- Stated task -
Each entry below must be repeated word for word.

- Exercise material -
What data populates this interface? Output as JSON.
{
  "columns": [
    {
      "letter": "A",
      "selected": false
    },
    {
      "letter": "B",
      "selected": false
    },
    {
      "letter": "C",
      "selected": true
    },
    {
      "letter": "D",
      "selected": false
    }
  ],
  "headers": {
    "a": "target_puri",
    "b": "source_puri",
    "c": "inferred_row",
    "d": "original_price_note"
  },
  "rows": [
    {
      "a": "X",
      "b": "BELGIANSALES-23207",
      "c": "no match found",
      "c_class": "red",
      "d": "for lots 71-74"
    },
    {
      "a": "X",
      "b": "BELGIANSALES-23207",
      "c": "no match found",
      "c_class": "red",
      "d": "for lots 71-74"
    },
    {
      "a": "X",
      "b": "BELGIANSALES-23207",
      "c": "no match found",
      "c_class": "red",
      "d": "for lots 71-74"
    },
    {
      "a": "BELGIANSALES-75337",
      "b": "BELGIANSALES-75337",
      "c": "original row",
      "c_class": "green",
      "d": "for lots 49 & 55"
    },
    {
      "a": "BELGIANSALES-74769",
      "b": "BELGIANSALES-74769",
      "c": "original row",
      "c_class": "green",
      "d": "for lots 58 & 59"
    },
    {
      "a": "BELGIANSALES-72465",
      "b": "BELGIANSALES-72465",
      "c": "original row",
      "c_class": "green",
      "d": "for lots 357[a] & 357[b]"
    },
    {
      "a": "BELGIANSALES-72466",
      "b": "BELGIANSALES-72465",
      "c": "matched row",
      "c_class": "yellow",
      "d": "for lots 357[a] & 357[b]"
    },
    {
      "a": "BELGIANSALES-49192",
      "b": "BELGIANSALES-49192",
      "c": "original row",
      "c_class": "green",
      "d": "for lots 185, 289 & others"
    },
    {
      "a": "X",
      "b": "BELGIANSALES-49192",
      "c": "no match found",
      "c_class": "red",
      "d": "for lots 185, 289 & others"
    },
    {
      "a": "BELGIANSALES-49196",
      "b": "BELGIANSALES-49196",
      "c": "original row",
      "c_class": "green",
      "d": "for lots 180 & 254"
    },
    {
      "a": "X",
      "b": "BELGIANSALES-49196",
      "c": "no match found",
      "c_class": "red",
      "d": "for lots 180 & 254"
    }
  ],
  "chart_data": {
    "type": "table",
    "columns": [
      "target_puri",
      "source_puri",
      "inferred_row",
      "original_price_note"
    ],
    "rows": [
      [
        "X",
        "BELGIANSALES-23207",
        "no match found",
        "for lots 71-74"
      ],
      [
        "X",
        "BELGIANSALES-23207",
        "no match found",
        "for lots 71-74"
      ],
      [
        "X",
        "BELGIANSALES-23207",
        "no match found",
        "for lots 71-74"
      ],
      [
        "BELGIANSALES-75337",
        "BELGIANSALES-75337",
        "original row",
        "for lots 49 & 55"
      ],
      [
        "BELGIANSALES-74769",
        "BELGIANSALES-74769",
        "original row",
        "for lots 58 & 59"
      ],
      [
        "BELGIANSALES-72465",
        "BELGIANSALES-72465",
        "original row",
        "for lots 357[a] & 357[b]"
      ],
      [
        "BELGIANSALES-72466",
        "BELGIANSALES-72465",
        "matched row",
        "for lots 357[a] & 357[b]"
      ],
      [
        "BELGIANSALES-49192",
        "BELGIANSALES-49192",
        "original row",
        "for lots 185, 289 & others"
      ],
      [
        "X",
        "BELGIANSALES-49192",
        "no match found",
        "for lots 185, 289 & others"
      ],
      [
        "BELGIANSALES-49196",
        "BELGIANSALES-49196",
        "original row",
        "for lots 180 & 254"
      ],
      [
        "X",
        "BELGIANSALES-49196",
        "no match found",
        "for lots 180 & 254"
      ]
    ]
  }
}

- Exercise output -
What data populates this interface? Output as JSON.
{
  "columns": [
    {
      "letter": "A",
      "selected": false
    },
    {
      "letter": "B",
      "selected": false
    },
    {
      "letter": "C",
      "selected": true
    },
    {
      "letter": "D",
      "selected": false
    }
  ],
  "headers": {
    "a": "target_puri",
    "b": "source_puri",
    "c": "inferred_row",
    "d": "original_price_note"
  },
  "rows": [
    {
      "a": "X",
      "b": "BELGIANSALES-23207",
      "c": "no match found",
      "c_class": "red",
      "d": "for lots 71-74"
    },
    {
      "a": "X",
      "b": "BELGIANSALES-23207",
      "c": "no match found",
      "c_class": "red",
      "d": "for lots 71-74"
    },
    {
      "a": "X",
      "b": "BELGIANSALES-23207",
      "c": "no match found",
      "c_class": "red",
      "d": "for lots 71-74"
    },
    {
      "a": "BELGIANSALES-75337",
      "b": "BELGIANSALES-75337",
      "c": "original row",
      "c_class": "green",
      "d": "for lots 49 & 55"
    },
    {
      "a": "BELGIANSALES-74769",
      "b": "BELGIANSALES-74769",
      "c": "original row",
      "c_class": "green",
      "d": "for lots 58 & 59"
    },
    {
      "a": "BELGIANSALES-72465",
      "b": "BELGIANSALES-72465",
      "c": "original row",
      "c_class": "green",
      "d": "for lots 357[a] & 357[b]"
    },
    {
      "a": "BELGIANSALES-72466",
      "b": "BELGIANSALES-72465",
      "c": "matched row",
      "c_class": "yellow",
      "d": "for lots 357[a] & 357[b]"
    },
    {
      "a": "BELGIANSALES-49192",
      "b": "BELGIANSALES-49192",
      "c": "original row",
      "c_class": "green",
      "d": "for lots 185, 289 & others"
    },
    {
      "a": "X",
      "b": "BELGIANSALES-49192",
      "c": "no match found",
      "c_class": "red",
      "d": "for lots 185, 289 & others"
    },
    {
      "a": "BELGIANSALES-49196",
      "b": "BELGIANSALES-49196",
      "c": "original row",
      "c_class": "green",
      "d": "for lots 180 & 254"
    },
    {
      "a": "X",
      "b": "BELGIANSALES-49196",
      "c": "no match found",
      "c_class": "red",
      "d": "for lots 180 & 254"
    }
  ],
  "chart_data": {
    "type": "table",
    "columns": [
      "target_puri",
      "source_puri",
      "inferred_row",
      "original_price_note"
    ],
    "rows": [
      [
        "X",
        "BELGIANSALES-23207",
        "no match found",
        "for lots 71-74"
      ],
      [
        "X",
        "BELGIANSALES-23207",
        "no match found",
        "for lots 71-74"
      ],
      [
        "X",
        "BELGIANSALES-23207",
        "no match found",
        "for lots 71-74"
      ],
      [
        "BELGIANSALES-75337",
        "BELGIANSALES-75337",
        "original row",
        "for lots 49 & 55"
      ],
      [
        "BELGIANSALES-74769",
        "BELGIANSALES-74769",
        "original row",
        "for lots 58 & 59"
      ],
      [
        "BELGIANSALES-72465",
        "BELGIANSALES-72465",
        "original row",
        "for lots 357[a] & 357[b]"
      ],
      [
        "BELGIANSALES-72466",
        "BELGIANSALES-72465",
        "matched row",
        "for lots 357[a] & 357[b]"
      ],
      [
        "BELGIANSALES-49192",
        "BELGIANSALES-49192",
        "original row",
        "for lots 185, 289 & others"
      ],
      [
        "X",
        "BELGIANSALES-49192",
        "no match found",
        "for lots 185, 289 & others"
      ],
      [
        "BELGIANSALES-49196",
        "BELGIANSALES-49196",
        "original row",
        "for lots 180 & 254"
      ],
      [
        "X",
        "BELGIANSALES-49196",
        "no match found",
        "for lots 180 & 254"
      ]
    ]
  }
}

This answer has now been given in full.